The trials and tribulations of having to use an average, western public bathroom.
While travel certainly does broaden the mind I’d say that the most prominent development that I’ve taken away from it all is my appreciation for an average toilet. I’ve trekked through the jungle on the back of an Elephant, I’ve sailed down river on a bamboo raft and I’ve seen some of the most architecturally stunning temples in the world but out of everything; I appreciate an average toilet the most of all.
People in England just love to complain, it’s a large part of the British condition – if it’s not the weather or having to go to work on Monday morning it’s the condition of our public toilets. You know the ones: with four walls, separate stalls and clean running water. The loo’s where you don’t have to awkwardly squat over a hole in the ground with your pants off out of fear of making a mess.
Of course I understand that it’s not nice having to wipe a strangers wee off the seat before you sit down to do your business but let’s be realistic here: it could be much, much worse! I have seen things that I would not even wish upon my worst enemies. This is why I believe it is so important for everyone to experience a little bit of travelling in their lifetime – never mind the culture, cuisine and comradery; it’s all about the water closet conditions.
....
▸ What to do
Continue the essay on appreciating average public toilets, starting right after its last sentence. The entries that follow are not needed for this task.
....
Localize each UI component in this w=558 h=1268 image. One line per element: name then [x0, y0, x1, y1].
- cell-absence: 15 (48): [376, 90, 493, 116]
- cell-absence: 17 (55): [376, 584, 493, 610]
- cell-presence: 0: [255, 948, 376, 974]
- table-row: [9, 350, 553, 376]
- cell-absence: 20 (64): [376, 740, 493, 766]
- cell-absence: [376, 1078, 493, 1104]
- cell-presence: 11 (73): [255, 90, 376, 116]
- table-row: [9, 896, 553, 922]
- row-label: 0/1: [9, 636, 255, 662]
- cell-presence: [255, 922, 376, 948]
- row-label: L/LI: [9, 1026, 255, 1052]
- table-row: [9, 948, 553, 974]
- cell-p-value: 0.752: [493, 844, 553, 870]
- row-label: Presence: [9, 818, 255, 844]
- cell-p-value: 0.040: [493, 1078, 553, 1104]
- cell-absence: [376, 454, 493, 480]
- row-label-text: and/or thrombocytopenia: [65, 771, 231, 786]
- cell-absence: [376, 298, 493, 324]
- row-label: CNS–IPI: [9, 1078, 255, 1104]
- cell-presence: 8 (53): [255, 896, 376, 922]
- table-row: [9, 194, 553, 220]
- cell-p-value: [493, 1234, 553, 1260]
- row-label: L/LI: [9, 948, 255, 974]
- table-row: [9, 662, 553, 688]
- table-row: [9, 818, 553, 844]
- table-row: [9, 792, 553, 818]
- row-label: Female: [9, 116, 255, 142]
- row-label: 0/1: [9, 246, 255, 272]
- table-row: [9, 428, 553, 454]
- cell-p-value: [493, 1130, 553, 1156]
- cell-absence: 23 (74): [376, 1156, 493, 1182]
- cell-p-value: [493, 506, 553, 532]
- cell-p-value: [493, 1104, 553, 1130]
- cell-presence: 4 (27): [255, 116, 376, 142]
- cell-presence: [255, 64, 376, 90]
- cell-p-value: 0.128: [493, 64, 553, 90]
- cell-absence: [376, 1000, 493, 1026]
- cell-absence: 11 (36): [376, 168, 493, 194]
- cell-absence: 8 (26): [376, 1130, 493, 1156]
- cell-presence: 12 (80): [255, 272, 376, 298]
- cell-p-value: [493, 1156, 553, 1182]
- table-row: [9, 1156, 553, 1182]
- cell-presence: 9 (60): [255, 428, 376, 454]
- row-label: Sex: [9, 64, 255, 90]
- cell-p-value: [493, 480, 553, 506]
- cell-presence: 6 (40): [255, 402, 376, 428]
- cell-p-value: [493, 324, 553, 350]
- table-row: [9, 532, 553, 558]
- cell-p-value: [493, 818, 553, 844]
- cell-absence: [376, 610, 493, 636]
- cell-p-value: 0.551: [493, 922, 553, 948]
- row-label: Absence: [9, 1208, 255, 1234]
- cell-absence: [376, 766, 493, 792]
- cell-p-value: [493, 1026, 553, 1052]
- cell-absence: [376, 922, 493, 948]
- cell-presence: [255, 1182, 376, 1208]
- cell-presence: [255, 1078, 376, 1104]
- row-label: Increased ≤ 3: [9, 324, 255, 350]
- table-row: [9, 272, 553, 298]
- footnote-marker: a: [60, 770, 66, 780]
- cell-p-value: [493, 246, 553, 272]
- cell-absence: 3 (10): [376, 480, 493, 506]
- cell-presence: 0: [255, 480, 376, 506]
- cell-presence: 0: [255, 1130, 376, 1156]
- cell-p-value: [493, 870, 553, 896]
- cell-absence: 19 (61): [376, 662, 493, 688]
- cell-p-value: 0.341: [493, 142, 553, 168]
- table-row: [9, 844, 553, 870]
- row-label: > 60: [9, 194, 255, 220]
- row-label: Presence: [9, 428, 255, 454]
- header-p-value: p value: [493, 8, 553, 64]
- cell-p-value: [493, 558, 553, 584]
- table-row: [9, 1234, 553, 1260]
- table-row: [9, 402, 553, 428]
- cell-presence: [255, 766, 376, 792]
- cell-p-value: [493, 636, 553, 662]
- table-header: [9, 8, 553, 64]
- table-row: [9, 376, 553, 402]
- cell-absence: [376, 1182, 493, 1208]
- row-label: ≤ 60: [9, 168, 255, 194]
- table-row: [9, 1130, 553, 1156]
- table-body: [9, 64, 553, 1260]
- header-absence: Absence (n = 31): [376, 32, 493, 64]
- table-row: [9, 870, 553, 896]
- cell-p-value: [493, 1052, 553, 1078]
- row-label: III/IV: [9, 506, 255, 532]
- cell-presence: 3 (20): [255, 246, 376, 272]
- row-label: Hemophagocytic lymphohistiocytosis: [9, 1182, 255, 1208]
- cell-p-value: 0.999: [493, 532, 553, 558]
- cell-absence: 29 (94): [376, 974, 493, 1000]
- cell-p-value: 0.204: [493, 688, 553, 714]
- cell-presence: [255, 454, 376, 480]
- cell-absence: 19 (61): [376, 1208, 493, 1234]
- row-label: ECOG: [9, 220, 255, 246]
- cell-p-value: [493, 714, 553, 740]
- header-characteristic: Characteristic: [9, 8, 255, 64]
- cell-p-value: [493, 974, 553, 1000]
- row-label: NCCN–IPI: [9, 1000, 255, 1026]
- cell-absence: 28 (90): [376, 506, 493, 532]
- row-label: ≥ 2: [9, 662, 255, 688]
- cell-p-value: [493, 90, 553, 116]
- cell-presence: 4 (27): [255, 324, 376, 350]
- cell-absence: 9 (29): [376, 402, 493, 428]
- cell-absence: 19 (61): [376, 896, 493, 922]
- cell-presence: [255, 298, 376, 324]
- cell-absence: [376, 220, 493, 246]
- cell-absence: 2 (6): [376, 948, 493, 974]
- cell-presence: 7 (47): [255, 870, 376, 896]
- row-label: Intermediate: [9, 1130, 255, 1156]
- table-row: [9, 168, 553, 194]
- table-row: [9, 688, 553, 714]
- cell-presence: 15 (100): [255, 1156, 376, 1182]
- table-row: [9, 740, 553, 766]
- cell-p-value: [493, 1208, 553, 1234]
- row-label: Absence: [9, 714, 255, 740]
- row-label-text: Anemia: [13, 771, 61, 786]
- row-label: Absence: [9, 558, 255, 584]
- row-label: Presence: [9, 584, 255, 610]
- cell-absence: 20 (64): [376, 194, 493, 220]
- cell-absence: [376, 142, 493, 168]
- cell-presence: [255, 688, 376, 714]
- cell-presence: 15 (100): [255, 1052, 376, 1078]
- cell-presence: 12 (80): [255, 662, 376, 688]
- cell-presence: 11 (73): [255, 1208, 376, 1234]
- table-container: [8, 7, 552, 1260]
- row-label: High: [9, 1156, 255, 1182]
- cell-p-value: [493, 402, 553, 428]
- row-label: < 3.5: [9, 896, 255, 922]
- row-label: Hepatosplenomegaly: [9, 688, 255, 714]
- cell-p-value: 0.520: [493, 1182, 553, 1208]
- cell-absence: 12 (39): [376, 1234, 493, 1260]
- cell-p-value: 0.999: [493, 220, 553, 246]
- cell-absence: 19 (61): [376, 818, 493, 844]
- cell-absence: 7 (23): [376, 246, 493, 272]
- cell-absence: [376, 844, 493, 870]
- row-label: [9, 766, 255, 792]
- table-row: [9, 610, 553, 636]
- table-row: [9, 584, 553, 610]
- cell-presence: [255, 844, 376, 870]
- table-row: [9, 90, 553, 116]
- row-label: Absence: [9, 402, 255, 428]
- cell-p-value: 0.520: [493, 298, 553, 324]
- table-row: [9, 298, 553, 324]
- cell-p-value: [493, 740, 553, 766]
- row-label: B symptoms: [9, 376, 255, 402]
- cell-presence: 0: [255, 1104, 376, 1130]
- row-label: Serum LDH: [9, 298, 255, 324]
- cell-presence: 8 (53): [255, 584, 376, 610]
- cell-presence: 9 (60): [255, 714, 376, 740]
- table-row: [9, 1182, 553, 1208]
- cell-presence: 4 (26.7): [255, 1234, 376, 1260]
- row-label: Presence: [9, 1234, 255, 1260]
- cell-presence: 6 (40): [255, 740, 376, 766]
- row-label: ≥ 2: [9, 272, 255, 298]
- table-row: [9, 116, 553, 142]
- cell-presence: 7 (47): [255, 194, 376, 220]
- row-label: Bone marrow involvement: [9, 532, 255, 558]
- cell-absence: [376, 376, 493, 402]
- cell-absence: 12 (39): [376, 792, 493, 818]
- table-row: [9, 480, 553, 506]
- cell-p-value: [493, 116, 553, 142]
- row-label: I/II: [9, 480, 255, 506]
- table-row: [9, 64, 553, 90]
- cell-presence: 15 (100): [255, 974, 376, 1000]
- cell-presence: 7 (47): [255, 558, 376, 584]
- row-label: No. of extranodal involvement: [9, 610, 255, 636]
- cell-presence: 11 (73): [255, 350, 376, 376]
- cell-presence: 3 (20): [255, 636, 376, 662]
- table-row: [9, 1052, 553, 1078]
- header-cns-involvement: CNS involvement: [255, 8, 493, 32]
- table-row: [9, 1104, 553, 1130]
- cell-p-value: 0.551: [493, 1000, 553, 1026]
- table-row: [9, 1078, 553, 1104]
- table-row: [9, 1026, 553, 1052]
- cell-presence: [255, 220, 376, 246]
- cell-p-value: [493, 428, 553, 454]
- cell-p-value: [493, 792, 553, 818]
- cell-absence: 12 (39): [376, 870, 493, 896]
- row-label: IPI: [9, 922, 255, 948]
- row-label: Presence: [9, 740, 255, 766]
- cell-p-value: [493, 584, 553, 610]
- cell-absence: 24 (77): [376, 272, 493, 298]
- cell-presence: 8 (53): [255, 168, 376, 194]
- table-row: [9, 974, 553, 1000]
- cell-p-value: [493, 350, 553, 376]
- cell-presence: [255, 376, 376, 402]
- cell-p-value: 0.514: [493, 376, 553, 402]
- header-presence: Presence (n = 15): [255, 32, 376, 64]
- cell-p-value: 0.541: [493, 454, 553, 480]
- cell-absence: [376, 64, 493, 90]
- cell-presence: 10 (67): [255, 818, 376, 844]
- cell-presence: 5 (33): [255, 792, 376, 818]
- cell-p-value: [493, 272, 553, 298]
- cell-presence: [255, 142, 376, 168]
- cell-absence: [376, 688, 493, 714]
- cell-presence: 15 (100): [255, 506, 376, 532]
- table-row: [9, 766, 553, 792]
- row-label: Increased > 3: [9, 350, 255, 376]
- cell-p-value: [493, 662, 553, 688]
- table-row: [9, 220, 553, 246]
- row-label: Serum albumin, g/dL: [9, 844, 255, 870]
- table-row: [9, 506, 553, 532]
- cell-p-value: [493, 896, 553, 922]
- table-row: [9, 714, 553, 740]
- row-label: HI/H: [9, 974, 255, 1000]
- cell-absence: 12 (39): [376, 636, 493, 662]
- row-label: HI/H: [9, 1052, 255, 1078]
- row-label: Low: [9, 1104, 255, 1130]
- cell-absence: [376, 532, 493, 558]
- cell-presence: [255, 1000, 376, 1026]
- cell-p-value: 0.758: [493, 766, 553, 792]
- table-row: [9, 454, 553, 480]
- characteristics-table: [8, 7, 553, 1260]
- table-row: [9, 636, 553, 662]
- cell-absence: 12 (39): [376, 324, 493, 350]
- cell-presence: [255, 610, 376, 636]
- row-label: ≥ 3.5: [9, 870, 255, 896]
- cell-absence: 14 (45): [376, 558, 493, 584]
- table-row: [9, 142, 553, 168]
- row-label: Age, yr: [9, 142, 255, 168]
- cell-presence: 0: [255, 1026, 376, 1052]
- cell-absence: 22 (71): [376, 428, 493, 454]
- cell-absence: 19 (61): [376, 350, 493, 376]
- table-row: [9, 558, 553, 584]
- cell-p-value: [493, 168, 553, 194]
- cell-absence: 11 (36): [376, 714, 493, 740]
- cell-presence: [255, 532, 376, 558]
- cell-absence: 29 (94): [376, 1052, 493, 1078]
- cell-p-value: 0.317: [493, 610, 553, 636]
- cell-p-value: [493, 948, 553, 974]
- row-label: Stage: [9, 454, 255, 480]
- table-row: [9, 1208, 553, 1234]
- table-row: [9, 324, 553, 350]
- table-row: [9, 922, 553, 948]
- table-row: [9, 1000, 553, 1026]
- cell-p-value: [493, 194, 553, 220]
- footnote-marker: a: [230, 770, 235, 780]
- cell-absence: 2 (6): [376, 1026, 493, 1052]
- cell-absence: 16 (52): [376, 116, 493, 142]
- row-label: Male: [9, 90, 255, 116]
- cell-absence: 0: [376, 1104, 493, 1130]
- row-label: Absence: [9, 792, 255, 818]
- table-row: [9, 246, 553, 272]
....
▸ Exercise answer
I am at a point in my life where I can quite happily do my business anywhere! After taking a dump in a hole in the ground in a rickety old outhouse on the edge of a lake in a rainforest in Southern Thailand at 3’oclock in the morning there is literally nowhere that I won’t take my business – I’m sorry, what’s that? The toilets in your local pub “stink of piss”? How traumatising that must be for you! Now try wiping your arse in the dark whilst simultaneously trying to ignore the lingering potentiality of being attacked by an exotic rat-sized spider of some description (not to mention the Mozzies) – it’s much harder than you think!
It’s all about perspective! Of course I understand the whole “freedom of speech” argument; we all have a right to moan – all I am saying is that perhaps some of us should exercise that right a little sparingly. You know the type: Those fussy buggers who insist that they can only have a poo in the comfort of their own homes, walking around with a face on because they’re so backed up, making everyone else’s lives miserable! Go on, take a risk and use a public bathroom once in a while!
If you can do your business in a single, sealed cubicle with your own personal porcelain throne, toilet roll and clean running water then the odds are that you’ll be able to make it out alive.